> [REQUIREMENT]: Do not include the pictures; repeat the rest of the data exactly.

> [INPUT FOR THIS TASK]:
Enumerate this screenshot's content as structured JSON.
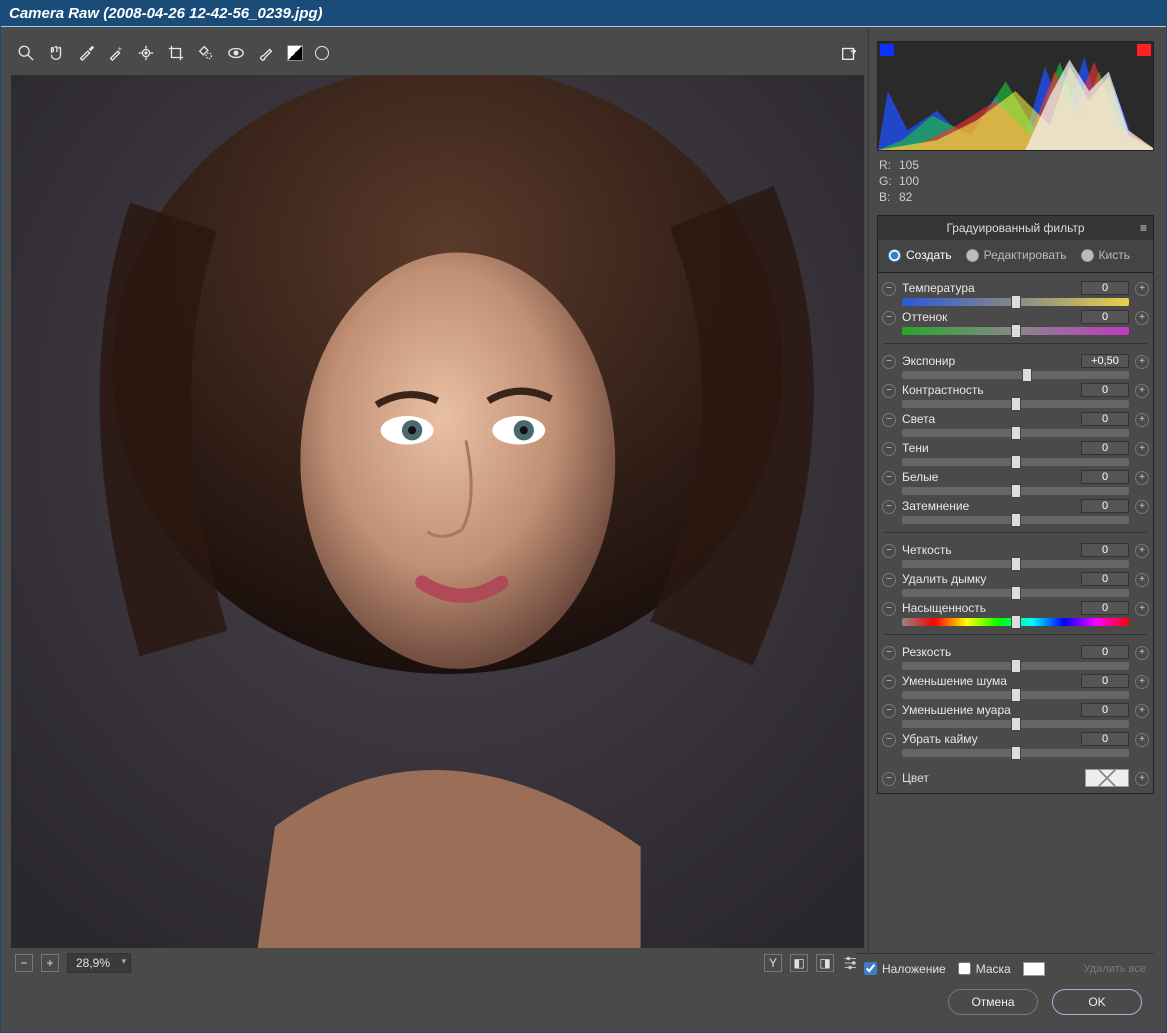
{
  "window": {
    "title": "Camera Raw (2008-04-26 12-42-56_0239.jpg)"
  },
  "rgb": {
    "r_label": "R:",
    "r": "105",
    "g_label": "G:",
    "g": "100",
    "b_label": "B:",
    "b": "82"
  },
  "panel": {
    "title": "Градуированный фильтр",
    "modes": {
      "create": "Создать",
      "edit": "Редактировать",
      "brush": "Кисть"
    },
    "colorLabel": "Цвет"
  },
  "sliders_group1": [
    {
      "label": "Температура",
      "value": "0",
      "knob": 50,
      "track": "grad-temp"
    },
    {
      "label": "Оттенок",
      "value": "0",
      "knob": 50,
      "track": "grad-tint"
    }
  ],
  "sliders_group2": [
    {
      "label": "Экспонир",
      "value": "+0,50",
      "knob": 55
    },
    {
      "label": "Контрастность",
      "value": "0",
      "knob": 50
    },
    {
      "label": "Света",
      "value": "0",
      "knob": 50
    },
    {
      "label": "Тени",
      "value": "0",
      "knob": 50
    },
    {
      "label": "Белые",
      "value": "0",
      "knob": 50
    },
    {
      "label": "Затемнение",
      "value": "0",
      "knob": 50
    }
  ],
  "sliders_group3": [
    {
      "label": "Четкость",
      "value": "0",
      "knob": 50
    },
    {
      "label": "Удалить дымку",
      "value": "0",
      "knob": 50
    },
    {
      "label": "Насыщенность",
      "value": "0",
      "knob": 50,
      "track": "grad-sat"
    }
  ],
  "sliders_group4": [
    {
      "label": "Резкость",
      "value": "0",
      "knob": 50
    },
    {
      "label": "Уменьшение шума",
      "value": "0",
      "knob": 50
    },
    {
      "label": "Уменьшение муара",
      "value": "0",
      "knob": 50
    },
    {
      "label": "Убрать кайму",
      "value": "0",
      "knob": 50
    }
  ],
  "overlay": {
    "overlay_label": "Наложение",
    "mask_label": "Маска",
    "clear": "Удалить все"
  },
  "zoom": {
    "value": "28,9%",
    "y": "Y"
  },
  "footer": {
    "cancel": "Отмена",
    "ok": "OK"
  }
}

> [THE OUTPUT]:
Enumerate this screenshot's content as structured JSON.
{
  "window": {
    "title": "Camera Raw (2008-04-26 12-42-56_0239.jpg)"
  },
  "rgb": {
    "r_label": "R:",
    "r": "105",
    "g_label": "G:",
    "g": "100",
    "b_label": "B:",
    "b": "82"
  },
  "panel": {
    "title": "Градуированный фильтр",
    "modes": {
      "create": "Создать",
      "edit": "Редактировать",
      "brush": "Кисть"
    },
    "colorLabel": "Цвет"
  },
  "sliders_group1": [
    {
      "label": "Температура",
      "value": "0",
      "knob": 50,
      "track": "grad-temp"
    },
    {
      "label": "Оттенок",
      "value": "0",
      "knob": 50,
      "track": "grad-tint"
    }
  ],
  "sliders_group2": [
    {
      "label": "Экспонир",
      "value": "+0,50",
      "knob": 55
    },
    {
      "label": "Контрастность",
      "value": "0",
      "knob": 50
    },
    {
      "label": "Света",
      "value": "0",
      "knob": 50
    },
    {
      "label": "Тени",
      "value": "0",
      "knob": 50
    },
    {
      "label": "Белые",
      "value": "0",
      "knob": 50
    },
    {
      "label": "Затемнение",
      "value": "0",
      "knob": 50
    }
  ],
  "sliders_group3": [
    {
      "label": "Четкость",
      "value": "0",
      "knob": 50
    },
    {
      "label": "Удалить дымку",
      "value": "0",
      "knob": 50
    },
    {
      "label": "Насыщенность",
      "value": "0",
      "knob": 50,
      "track": "grad-sat"
    }
  ],
  "sliders_group4": [
    {
      "label": "Резкость",
      "value": "0",
      "knob": 50
    },
    {
      "label": "Уменьшение шума",
      "value": "0",
      "knob": 50
    },
    {
      "label": "Уменьшение муара",
      "value": "0",
      "knob": 50
    },
    {
      "label": "Убрать кайму",
      "value": "0",
      "knob": 50
    }
  ],
  "overlay": {
    "overlay_label": "Наложение",
    "mask_label": "Маска",
    "clear": "Удалить все"
  },
  "zoom": {
    "value": "28,9%",
    "y": "Y"
  },
  "footer": {
    "cancel": "Отмена",
    "ok": "OK"
  }
}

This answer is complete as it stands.